## Given task
Copy every entry exactly.

## Data supplied
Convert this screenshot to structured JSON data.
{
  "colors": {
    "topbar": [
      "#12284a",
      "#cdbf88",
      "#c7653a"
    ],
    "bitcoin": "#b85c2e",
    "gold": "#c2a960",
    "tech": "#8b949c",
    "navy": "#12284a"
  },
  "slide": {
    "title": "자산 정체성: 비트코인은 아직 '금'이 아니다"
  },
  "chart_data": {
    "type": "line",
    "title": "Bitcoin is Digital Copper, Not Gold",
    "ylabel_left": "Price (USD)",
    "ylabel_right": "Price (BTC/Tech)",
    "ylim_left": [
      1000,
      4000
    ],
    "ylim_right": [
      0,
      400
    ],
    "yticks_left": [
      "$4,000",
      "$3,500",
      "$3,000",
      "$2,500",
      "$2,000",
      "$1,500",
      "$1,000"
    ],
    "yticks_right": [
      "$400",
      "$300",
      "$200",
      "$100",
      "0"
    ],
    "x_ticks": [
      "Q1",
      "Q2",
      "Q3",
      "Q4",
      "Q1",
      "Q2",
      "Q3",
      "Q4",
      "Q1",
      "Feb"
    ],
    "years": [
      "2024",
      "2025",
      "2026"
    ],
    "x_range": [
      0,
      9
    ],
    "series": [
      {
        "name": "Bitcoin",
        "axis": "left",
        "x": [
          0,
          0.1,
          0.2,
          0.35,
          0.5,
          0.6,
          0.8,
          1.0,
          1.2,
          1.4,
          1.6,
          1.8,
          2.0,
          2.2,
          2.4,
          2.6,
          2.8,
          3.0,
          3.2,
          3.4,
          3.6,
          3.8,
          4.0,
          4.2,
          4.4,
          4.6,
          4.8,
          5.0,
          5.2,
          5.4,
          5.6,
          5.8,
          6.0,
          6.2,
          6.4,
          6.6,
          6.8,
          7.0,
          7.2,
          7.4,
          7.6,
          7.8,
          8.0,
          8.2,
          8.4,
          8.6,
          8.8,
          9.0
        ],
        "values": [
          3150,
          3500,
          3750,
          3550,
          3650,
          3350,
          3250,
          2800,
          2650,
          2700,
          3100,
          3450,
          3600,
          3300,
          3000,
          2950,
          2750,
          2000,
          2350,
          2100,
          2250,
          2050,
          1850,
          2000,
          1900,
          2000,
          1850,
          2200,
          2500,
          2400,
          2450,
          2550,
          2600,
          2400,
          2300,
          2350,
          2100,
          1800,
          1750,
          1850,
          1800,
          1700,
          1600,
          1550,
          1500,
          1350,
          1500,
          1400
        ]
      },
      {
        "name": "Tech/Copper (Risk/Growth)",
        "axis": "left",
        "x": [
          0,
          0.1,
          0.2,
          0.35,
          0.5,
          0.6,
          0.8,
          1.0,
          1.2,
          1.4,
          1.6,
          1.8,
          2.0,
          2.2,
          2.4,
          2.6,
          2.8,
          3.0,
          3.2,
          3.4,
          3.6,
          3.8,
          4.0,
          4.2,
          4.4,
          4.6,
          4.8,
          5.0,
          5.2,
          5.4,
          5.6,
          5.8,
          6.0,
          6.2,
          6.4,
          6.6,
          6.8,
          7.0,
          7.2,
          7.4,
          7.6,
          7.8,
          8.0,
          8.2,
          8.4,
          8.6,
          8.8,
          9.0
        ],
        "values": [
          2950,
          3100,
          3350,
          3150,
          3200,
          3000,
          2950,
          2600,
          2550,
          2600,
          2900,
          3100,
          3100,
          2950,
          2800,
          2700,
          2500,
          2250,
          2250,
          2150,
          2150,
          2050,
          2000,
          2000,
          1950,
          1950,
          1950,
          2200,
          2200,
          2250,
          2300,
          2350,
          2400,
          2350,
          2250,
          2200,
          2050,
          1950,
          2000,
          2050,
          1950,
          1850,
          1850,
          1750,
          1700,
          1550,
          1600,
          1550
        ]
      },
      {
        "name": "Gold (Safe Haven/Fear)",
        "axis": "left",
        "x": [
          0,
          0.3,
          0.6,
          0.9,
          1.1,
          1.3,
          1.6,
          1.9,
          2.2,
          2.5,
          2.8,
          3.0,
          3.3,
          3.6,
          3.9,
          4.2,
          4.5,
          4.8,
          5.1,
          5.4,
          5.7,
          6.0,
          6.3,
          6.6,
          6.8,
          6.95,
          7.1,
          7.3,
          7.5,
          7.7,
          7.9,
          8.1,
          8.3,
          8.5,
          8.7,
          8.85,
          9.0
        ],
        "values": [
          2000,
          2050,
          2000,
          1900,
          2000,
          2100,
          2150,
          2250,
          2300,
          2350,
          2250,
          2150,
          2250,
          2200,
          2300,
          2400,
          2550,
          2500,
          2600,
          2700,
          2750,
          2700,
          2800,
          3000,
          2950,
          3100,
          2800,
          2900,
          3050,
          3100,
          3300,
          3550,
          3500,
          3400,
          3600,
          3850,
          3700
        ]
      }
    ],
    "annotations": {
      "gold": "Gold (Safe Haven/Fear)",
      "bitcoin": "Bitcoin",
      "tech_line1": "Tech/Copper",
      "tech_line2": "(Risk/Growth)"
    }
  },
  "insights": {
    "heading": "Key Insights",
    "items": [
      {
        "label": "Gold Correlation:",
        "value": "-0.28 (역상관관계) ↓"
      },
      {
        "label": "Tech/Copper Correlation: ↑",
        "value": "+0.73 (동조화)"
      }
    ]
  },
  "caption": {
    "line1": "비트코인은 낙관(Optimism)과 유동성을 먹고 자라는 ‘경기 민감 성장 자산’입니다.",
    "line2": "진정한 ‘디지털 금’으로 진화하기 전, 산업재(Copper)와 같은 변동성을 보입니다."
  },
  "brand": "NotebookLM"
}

## Solution
Convert this screenshot to structured JSON data.
{
  "colors": {
    "topbar": [
      "#12284a",
      "#cdbf88",
      "#c7653a"
    ],
    "bitcoin": "#b85c2e",
    "gold": "#c2a960",
    "tech": "#8b949c",
    "navy": "#12284a"
  },
  "slide": {
    "title": "자산 정체성: 비트코인은 아직 '금'이 아니다"
  },
  "chart_data": {
    "type": "line",
    "title": "Bitcoin is Digital Copper, Not Gold",
    "ylabel_left": "Price (USD)",
    "ylabel_right": "Price (BTC/Tech)",
    "ylim_left": [
      1000,
      4000
    ],
    "ylim_right": [
      0,
      400
    ],
    "yticks_left": [
      "$4,000",
      "$3,500",
      "$3,000",
      "$2,500",
      "$2,000",
      "$1,500",
      "$1,000"
    ],
    "yticks_right": [
      "$400",
      "$300",
      "$200",
      "$100",
      "0"
    ],
    "x_ticks": [
      "Q1",
      "Q2",
      "Q3",
      "Q4",
      "Q1",
      "Q2",
      "Q3",
      "Q4",
      "Q1",
      "Feb"
    ],
    "years": [
      "2024",
      "2025",
      "2026"
    ],
    "x_range": [
      0,
      9
    ],
    "series": [
      {
        "name": "Bitcoin",
        "axis": "left",
        "x": [
          0,
          0.1,
          0.2,
          0.35,
          0.5,
          0.6,
          0.8,
          1.0,
          1.2,
          1.4,
          1.6,
          1.8,
          2.0,
          2.2,
          2.4,
          2.6,
          2.8,
          3.0,
          3.2,
          3.4,
          3.6,
          3.8,
          4.0,
          4.2,
          4.4,
          4.6,
          4.8,
          5.0,
          5.2,
          5.4,
          5.6,
          5.8,
          6.0,
          6.2,
          6.4,
          6.6,
          6.8,
          7.0,
          7.2,
          7.4,
          7.6,
          7.8,
          8.0,
          8.2,
          8.4,
          8.6,
          8.8,
          9.0
        ],
        "values": [
          3150,
          3500,
          3750,
          3550,
          3650,
          3350,
          3250,
          2800,
          2650,
          2700,
          3100,
          3450,
          3600,
          3300,
          3000,
          2950,
          2750,
          2000,
          2350,
          2100,
          2250,
          2050,
          1850,
          2000,
          1900,
          2000,
          1850,
          2200,
          2500,
          2400,
          2450,
          2550,
          2600,
          2400,
          2300,
          2350,
          2100,
          1800,
          1750,
          1850,
          1800,
          1700,
          1600,
          1550,
          1500,
          1350,
          1500,
          1400
        ]
      },
      {
        "name": "Tech/Copper (Risk/Growth)",
        "axis": "left",
        "x": [
          0,
          0.1,
          0.2,
          0.35,
          0.5,
          0.6,
          0.8,
          1.0,
          1.2,
          1.4,
          1.6,
          1.8,
          2.0,
          2.2,
          2.4,
          2.6,
          2.8,
          3.0,
          3.2,
          3.4,
          3.6,
          3.8,
          4.0,
          4.2,
          4.4,
          4.6,
          4.8,
          5.0,
          5.2,
          5.4,
          5.6,
          5.8,
          6.0,
          6.2,
          6.4,
          6.6,
          6.8,
          7.0,
          7.2,
          7.4,
          7.6,
          7.8,
          8.0,
          8.2,
          8.4,
          8.6,
          8.8,
          9.0
        ],
        "values": [
          2950,
          3100,
          3350,
          3150,
          3200,
          3000,
          2950,
          2600,
          2550,
          2600,
          2900,
          3100,
          3100,
          2950,
          2800,
          2700,
          2500,
          2250,
          2250,
          2150,
          2150,
          2050,
          2000,
          2000,
          1950,
          1950,
          1950,
          2200,
          2200,
          2250,
          2300,
          2350,
          2400,
          2350,
          2250,
          2200,
          2050,
          1950,
          2000,
          2050,
          1950,
          1850,
          1850,
          1750,
          1700,
          1550,
          1600,
          1550
        ]
      },
      {
        "name": "Gold (Safe Haven/Fear)",
        "axis": "left",
        "x": [
          0,
          0.3,
          0.6,
          0.9,
          1.1,
          1.3,
          1.6,
          1.9,
          2.2,
          2.5,
          2.8,
          3.0,
          3.3,
          3.6,
          3.9,
          4.2,
          4.5,
          4.8,
          5.1,
          5.4,
          5.7,
          6.0,
          6.3,
          6.6,
          6.8,
          6.95,
          7.1,
          7.3,
          7.5,
          7.7,
          7.9,
          8.1,
          8.3,
          8.5,
          8.7,
          8.85,
          9.0
        ],
        "values": [
          2000,
          2050,
          2000,
          1900,
          2000,
          2100,
          2150,
          2250,
          2300,
          2350,
          2250,
          2150,
          2250,
          2200,
          2300,
          2400,
          2550,
          2500,
          2600,
          2700,
          2750,
          2700,
          2800,
          3000,
          2950,
          3100,
          2800,
          2900,
          3050,
          3100,
          3300,
          3550,
          3500,
          3400,
          3600,
          3850,
          3700
        ]
      }
    ],
    "annotations": {
      "gold": "Gold (Safe Haven/Fear)",
      "bitcoin": "Bitcoin",
      "tech_line1": "Tech/Copper",
      "tech_line2": "(Risk/Growth)"
    }
  },
  "insights": {
    "heading": "Key Insights",
    "items": [
      {
        "label": "Gold Correlation:",
        "value": "-0.28 (역상관관계) ↓"
      },
      {
        "label": "Tech/Copper Correlation: ↑",
        "value": "+0.73 (동조화)"
      }
    ]
  },
  "caption": {
    "line1": "비트코인은 낙관(Optimism)과 유동성을 먹고 자라는 ‘경기 민감 성장 자산’입니다.",
    "line2": "진정한 ‘디지털 금’으로 진화하기 전, 산업재(Copper)와 같은 변동성을 보입니다."
  },
  "brand": "NotebookLM"
}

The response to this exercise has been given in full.